Written request:
Check every line below for the word "What" and copy the ones that have it.

Records to use:
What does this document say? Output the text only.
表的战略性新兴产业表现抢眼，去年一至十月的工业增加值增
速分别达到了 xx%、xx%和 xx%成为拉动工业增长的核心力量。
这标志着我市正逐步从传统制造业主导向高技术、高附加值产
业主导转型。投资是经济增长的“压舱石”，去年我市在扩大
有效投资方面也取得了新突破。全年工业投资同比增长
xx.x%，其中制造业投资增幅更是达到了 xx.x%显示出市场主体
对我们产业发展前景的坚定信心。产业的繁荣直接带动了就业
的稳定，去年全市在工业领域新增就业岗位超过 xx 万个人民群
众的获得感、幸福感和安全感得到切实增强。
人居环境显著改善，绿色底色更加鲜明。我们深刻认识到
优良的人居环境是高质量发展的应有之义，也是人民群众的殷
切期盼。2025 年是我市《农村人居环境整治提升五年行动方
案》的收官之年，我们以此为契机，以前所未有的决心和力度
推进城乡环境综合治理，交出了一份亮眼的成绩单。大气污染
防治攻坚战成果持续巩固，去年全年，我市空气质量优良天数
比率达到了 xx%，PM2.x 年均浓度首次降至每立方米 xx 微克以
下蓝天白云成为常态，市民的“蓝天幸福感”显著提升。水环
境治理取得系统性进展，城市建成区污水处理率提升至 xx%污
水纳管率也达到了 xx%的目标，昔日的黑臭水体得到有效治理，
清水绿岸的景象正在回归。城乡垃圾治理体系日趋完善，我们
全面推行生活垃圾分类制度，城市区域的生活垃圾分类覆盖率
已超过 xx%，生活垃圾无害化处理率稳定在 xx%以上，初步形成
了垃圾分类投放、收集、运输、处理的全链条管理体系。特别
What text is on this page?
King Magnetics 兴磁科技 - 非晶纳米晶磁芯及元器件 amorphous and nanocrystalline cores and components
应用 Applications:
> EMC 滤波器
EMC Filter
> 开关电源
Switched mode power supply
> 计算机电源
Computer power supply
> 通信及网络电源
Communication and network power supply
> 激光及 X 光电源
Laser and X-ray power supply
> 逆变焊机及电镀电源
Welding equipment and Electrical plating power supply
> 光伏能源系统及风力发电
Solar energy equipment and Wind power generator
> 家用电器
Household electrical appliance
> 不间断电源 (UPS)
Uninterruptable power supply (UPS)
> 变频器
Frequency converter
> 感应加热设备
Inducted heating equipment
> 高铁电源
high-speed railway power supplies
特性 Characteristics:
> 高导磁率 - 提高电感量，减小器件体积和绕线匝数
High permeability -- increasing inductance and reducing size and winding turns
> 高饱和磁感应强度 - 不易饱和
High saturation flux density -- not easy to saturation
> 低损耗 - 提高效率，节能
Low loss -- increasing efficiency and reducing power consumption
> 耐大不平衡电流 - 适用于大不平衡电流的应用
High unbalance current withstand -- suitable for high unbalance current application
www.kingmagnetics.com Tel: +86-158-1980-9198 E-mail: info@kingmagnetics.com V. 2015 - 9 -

Expected answer:
What does this document say? Output the text only.
What text is on this page?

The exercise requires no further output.